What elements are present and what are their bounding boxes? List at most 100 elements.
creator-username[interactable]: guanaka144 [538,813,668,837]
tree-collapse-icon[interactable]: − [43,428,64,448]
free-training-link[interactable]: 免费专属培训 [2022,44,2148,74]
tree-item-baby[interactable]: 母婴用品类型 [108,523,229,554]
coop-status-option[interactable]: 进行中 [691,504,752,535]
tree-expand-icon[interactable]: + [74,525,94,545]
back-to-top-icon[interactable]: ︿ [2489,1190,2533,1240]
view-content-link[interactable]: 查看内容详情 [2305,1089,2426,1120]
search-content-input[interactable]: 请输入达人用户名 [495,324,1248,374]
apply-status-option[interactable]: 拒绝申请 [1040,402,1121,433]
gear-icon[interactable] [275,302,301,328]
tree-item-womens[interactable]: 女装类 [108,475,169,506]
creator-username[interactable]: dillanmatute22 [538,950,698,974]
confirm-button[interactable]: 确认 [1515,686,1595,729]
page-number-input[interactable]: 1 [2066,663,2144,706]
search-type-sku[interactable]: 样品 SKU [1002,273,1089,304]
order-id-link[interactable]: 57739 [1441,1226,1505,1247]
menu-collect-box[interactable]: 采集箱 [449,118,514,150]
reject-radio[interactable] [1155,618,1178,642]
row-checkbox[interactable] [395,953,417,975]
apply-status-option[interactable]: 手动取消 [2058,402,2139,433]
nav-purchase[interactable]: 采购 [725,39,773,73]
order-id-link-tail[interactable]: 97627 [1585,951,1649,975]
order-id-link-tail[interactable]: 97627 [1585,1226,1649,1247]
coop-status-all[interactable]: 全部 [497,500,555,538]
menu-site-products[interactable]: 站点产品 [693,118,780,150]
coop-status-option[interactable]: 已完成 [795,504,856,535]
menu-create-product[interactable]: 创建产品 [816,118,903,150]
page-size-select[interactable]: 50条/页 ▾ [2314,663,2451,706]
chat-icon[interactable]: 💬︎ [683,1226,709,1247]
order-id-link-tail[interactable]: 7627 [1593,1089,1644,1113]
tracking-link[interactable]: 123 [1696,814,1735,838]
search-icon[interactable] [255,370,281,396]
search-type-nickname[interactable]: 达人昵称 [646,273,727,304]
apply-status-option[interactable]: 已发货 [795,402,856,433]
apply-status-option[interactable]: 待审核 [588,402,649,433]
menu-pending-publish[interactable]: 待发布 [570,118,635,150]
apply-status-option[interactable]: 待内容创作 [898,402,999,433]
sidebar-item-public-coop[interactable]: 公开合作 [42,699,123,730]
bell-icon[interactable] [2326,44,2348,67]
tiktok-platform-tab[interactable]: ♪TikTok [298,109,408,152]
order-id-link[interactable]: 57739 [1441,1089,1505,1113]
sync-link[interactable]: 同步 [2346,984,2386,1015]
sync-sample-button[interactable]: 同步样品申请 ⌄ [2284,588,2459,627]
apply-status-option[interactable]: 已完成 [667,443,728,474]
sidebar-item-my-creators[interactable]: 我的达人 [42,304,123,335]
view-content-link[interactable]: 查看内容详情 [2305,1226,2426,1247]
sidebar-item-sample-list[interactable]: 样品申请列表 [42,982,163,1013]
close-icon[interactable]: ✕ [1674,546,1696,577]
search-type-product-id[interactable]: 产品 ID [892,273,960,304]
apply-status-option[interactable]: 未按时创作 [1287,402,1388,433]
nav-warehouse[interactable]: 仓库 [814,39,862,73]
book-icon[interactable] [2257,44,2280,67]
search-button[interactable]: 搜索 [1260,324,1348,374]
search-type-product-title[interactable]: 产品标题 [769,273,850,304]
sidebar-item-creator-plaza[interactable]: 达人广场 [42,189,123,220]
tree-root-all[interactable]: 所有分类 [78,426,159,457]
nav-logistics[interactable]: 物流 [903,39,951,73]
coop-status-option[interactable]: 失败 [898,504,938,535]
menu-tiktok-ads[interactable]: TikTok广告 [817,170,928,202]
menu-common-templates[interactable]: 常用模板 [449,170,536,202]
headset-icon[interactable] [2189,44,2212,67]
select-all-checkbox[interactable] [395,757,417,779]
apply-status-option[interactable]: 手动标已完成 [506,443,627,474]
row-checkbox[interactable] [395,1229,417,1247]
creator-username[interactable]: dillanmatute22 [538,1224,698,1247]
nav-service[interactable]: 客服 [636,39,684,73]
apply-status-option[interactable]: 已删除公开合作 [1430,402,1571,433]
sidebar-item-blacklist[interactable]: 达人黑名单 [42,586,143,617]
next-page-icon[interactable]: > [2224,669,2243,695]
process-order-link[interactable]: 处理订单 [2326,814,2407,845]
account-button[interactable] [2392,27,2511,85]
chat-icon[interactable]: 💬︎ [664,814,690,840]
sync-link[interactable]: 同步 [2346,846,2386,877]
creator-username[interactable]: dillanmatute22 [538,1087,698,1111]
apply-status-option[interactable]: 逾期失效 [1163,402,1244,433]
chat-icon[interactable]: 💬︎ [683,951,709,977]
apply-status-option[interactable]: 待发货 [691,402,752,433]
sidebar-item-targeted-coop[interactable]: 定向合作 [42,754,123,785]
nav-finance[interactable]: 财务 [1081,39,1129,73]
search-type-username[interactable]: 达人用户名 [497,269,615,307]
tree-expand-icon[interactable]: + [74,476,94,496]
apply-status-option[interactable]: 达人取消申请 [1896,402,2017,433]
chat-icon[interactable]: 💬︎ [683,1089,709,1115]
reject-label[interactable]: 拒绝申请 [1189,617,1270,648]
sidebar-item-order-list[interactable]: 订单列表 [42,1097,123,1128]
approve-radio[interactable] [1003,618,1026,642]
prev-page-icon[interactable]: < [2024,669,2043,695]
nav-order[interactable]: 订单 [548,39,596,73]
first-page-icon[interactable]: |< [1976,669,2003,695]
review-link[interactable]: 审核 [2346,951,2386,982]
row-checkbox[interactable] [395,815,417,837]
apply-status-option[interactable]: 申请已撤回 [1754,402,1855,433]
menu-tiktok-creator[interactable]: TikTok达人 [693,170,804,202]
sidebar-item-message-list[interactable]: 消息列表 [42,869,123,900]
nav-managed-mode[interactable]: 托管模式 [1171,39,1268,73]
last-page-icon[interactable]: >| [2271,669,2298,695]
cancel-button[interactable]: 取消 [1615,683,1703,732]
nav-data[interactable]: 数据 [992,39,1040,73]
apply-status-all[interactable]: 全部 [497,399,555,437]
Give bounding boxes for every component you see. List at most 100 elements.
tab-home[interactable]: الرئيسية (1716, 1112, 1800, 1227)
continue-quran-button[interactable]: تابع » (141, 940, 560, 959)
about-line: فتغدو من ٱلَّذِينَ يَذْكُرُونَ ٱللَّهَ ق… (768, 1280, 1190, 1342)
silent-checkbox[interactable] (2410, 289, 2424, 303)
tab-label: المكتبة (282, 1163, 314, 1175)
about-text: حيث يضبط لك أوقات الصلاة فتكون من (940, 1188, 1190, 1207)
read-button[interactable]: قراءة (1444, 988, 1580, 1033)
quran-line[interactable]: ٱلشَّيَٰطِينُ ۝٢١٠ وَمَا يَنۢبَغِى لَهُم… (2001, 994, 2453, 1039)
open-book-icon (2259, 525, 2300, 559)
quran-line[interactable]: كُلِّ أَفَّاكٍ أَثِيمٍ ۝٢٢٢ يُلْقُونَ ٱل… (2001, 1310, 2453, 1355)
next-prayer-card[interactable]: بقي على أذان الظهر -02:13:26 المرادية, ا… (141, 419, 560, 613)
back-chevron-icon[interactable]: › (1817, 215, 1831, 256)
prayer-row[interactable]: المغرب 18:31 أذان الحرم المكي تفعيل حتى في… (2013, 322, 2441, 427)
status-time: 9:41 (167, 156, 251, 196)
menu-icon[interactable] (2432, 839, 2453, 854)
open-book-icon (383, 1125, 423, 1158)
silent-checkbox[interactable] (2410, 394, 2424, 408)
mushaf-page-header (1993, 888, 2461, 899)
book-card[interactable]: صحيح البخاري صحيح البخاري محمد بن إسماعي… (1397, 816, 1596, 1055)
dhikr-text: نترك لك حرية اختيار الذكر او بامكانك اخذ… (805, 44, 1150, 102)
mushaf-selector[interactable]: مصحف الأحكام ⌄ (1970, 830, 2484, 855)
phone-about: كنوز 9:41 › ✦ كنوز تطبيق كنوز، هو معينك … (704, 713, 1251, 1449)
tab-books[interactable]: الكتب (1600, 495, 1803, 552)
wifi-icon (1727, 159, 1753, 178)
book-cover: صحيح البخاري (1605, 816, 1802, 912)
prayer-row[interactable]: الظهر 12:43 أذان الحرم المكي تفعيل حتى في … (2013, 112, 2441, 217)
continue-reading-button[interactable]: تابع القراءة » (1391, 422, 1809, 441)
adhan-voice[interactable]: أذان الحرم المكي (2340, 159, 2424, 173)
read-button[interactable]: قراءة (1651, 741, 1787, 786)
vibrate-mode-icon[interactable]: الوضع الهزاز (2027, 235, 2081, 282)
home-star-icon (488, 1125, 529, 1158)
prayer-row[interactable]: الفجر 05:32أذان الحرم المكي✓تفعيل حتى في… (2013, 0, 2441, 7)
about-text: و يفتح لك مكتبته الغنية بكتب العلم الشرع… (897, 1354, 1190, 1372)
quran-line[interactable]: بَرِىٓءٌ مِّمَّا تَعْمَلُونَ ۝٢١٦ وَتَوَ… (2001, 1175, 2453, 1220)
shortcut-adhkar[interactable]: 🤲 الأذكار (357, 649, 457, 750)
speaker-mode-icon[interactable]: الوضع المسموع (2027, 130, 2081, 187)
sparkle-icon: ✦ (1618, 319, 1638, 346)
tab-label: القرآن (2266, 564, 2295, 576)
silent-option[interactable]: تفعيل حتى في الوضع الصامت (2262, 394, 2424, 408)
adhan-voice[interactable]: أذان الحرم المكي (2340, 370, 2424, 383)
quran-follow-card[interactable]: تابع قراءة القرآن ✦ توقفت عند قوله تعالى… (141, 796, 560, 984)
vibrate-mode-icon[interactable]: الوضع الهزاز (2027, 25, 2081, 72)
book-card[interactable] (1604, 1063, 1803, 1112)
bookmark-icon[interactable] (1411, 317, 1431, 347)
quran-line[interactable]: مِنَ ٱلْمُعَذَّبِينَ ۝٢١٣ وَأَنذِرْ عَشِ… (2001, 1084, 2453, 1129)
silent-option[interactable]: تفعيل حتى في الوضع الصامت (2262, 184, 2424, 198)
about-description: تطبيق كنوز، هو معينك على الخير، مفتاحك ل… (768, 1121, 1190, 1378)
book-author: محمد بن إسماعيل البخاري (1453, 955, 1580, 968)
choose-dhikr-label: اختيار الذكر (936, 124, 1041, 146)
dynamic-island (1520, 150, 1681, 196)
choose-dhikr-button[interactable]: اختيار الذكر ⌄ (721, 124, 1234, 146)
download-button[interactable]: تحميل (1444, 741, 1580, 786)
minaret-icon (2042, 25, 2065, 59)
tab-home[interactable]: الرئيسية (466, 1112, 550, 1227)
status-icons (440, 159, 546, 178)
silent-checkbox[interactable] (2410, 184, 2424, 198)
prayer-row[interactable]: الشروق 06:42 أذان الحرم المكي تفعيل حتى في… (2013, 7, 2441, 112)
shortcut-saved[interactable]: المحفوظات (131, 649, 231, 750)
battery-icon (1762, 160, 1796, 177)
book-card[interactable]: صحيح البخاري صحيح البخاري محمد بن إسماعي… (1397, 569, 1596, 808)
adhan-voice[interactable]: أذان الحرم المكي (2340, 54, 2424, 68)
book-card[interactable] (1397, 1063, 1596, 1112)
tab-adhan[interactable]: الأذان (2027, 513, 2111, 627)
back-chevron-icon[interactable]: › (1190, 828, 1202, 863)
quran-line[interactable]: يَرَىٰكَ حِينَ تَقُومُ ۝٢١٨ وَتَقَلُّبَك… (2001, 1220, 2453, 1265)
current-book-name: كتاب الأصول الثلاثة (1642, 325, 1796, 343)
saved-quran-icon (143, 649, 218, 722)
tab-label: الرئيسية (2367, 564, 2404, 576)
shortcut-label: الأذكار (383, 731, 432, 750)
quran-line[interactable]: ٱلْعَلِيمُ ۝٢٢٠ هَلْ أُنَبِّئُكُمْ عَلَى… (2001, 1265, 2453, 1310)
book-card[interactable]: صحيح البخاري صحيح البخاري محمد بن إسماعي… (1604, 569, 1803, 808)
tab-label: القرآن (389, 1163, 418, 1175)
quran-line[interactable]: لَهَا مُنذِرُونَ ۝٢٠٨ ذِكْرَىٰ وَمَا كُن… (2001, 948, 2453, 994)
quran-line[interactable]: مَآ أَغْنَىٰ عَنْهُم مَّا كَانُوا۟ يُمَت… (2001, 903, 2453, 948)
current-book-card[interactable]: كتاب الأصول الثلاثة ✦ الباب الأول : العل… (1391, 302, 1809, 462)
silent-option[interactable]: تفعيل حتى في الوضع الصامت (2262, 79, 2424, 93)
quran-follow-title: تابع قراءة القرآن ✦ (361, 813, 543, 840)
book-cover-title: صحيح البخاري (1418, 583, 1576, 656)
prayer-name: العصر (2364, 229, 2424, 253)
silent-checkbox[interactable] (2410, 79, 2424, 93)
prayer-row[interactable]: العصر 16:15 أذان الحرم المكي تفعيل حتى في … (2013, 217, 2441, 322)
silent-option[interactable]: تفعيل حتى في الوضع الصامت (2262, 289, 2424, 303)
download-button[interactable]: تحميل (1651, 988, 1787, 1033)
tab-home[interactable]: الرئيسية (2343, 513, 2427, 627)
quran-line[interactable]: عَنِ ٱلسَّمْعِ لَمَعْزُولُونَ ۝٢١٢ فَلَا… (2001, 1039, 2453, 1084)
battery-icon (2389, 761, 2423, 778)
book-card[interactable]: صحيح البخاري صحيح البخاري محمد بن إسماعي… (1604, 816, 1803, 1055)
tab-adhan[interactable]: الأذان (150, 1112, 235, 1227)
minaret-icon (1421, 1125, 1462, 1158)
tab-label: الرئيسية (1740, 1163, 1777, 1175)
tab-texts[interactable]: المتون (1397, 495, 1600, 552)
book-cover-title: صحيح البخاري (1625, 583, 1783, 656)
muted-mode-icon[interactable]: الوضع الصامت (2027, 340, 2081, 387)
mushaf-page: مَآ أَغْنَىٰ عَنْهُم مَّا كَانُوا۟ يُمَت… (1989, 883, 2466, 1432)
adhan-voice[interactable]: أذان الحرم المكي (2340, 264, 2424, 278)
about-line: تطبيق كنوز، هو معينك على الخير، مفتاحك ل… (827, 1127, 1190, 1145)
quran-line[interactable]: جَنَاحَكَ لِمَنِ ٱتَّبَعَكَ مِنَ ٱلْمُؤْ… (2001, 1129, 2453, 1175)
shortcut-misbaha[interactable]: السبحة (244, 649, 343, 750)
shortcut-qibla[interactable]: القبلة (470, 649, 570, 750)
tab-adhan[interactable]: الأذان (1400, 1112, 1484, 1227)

□ □ □ □ □

From the lines above, pull out each one that contains the string "next" and copy it whole.

COMPLETE RESPONSE =>
next-page-icon[interactable]: > [2224,669,2243,695]
next-prayer-card[interactable]: بقي على أذان الظهر -02:13:26 المرادية, ا… (141, 419, 560, 613)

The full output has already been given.